== YOUR TASK ==
Please restate the following records word for word.

== MATERIAL FOR THE TASK ==
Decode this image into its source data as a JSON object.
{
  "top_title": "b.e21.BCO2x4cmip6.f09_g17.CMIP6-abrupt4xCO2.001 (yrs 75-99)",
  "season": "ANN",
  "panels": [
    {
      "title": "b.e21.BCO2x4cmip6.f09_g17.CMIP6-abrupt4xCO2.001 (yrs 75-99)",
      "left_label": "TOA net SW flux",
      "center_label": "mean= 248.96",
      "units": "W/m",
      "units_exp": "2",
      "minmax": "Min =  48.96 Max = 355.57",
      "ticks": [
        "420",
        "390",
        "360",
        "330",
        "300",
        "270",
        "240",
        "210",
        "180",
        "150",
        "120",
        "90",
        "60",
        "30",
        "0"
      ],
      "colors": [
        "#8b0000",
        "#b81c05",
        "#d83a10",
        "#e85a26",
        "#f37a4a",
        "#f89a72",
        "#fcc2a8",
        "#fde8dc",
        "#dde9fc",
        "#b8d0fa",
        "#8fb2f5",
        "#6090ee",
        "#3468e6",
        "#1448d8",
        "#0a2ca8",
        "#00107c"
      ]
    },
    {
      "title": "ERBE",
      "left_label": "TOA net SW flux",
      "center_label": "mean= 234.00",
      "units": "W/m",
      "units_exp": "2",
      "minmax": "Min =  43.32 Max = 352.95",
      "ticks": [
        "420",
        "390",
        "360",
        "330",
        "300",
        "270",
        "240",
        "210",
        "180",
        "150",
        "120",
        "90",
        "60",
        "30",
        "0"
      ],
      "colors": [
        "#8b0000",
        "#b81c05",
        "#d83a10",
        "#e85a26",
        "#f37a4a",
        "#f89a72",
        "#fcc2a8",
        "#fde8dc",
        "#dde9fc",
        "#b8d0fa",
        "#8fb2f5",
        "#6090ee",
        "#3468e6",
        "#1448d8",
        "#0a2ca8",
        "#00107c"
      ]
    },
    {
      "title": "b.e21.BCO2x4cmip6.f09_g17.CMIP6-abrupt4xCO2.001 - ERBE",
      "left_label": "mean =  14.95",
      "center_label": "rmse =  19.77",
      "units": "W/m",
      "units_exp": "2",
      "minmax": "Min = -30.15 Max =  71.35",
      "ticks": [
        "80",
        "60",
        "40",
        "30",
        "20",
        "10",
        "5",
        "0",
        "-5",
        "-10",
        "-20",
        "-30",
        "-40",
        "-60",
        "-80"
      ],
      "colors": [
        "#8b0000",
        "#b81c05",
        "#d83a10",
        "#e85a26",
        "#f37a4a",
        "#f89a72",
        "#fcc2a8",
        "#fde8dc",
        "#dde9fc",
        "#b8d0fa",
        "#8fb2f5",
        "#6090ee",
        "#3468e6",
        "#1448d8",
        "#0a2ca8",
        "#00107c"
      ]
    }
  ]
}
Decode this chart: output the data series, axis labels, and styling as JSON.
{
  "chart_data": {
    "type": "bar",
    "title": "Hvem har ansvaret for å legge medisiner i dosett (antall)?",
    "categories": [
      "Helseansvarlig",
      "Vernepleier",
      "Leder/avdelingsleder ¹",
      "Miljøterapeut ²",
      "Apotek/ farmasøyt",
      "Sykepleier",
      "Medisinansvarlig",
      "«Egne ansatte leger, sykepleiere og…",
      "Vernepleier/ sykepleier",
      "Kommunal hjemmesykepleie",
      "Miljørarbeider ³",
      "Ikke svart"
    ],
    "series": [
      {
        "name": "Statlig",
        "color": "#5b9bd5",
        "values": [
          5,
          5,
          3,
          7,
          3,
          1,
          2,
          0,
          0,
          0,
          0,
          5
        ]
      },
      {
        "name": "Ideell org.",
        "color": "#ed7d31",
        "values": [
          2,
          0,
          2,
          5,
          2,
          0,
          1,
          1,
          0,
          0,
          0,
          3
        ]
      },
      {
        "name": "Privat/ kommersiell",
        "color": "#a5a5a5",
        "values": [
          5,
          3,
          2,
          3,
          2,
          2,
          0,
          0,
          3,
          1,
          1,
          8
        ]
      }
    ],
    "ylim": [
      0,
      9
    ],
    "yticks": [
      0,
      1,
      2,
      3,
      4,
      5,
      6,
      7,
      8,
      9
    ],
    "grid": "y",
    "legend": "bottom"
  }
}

== WRITTEN SOLUTION ==
Decode this image into its source data as a JSON object.
{
  "top_title": "b.e21.BCO2x4cmip6.f09_g17.CMIP6-abrupt4xCO2.001 (yrs 75-99)",
  "season": "ANN",
  "panels": [
    {
      "title": "b.e21.BCO2x4cmip6.f09_g17.CMIP6-abrupt4xCO2.001 (yrs 75-99)",
      "left_label": "TOA net SW flux",
      "center_label": "mean= 248.96",
      "units": "W/m",
      "units_exp": "2",
      "minmax": "Min =  48.96 Max = 355.57",
      "ticks": [
        "420",
        "390",
        "360",
        "330",
        "300",
        "270",
        "240",
        "210",
        "180",
        "150",
        "120",
        "90",
        "60",
        "30",
        "0"
      ],
      "colors": [
        "#8b0000",
        "#b81c05",
        "#d83a10",
        "#e85a26",
        "#f37a4a",
        "#f89a72",
        "#fcc2a8",
        "#fde8dc",
        "#dde9fc",
        "#b8d0fa",
        "#8fb2f5",
        "#6090ee",
        "#3468e6",
        "#1448d8",
        "#0a2ca8",
        "#00107c"
      ]
    },
    {
      "title": "ERBE",
      "left_label": "TOA net SW flux",
      "center_label": "mean= 234.00",
      "units": "W/m",
      "units_exp": "2",
      "minmax": "Min =  43.32 Max = 352.95",
      "ticks": [
        "420",
        "390",
        "360",
        "330",
        "300",
        "270",
        "240",
        "210",
        "180",
        "150",
        "120",
        "90",
        "60",
        "30",
        "0"
      ],
      "colors": [
        "#8b0000",
        "#b81c05",
        "#d83a10",
        "#e85a26",
        "#f37a4a",
        "#f89a72",
        "#fcc2a8",
        "#fde8dc",
        "#dde9fc",
        "#b8d0fa",
        "#8fb2f5",
        "#6090ee",
        "#3468e6",
        "#1448d8",
        "#0a2ca8",
        "#00107c"
      ]
    },
    {
      "title": "b.e21.BCO2x4cmip6.f09_g17.CMIP6-abrupt4xCO2.001 - ERBE",
      "left_label": "mean =  14.95",
      "center_label": "rmse =  19.77",
      "units": "W/m",
      "units_exp": "2",
      "minmax": "Min = -30.15 Max =  71.35",
      "ticks": [
        "80",
        "60",
        "40",
        "30",
        "20",
        "10",
        "5",
        "0",
        "-5",
        "-10",
        "-20",
        "-30",
        "-40",
        "-60",
        "-80"
      ],
      "colors": [
        "#8b0000",
        "#b81c05",
        "#d83a10",
        "#e85a26",
        "#f37a4a",
        "#f89a72",
        "#fcc2a8",
        "#fde8dc",
        "#dde9fc",
        "#b8d0fa",
        "#8fb2f5",
        "#6090ee",
        "#3468e6",
        "#1448d8",
        "#0a2ca8",
        "#00107c"
      ]
    }
  ]
}
Decode this chart: output the data series, axis labels, and styling as JSON.
{
  "chart_data": {
    "type": "bar",
    "title": "Hvem har ansvaret for å legge medisiner i dosett (antall)?",
    "categories": [
      "Helseansvarlig",
      "Vernepleier",
      "Leder/avdelingsleder ¹",
      "Miljøterapeut ²",
      "Apotek/ farmasøyt",
      "Sykepleier",
      "Medisinansvarlig",
      "«Egne ansatte leger, sykepleiere og…",
      "Vernepleier/ sykepleier",
      "Kommunal hjemmesykepleie",
      "Miljørarbeider ³",
      "Ikke svart"
    ],
    "series": [
      {
        "name": "Statlig",
        "color": "#5b9bd5",
        "values": [
          5,
          5,
          3,
          7,
          3,
          1,
          2,
          0,
          0,
          0,
          0,
          5
        ]
      },
      {
        "name": "Ideell org.",
        "color": "#ed7d31",
        "values": [
          2,
          0,
          2,
          5,
          2,
          0,
          1,
          1,
          0,
          0,
          0,
          3
        ]
      },
      {
        "name": "Privat/ kommersiell",
        "color": "#a5a5a5",
        "values": [
          5,
          3,
          2,
          3,
          2,
          2,
          0,
          0,
          3,
          1,
          1,
          8
        ]
      }
    ],
    "ylim": [
      0,
      9
    ],
    "yticks": [
      0,
      1,
      2,
      3,
      4,
      5,
      6,
      7,
      8,
      9
    ],
    "grid": "y",
    "legend": "bottom"
  }
}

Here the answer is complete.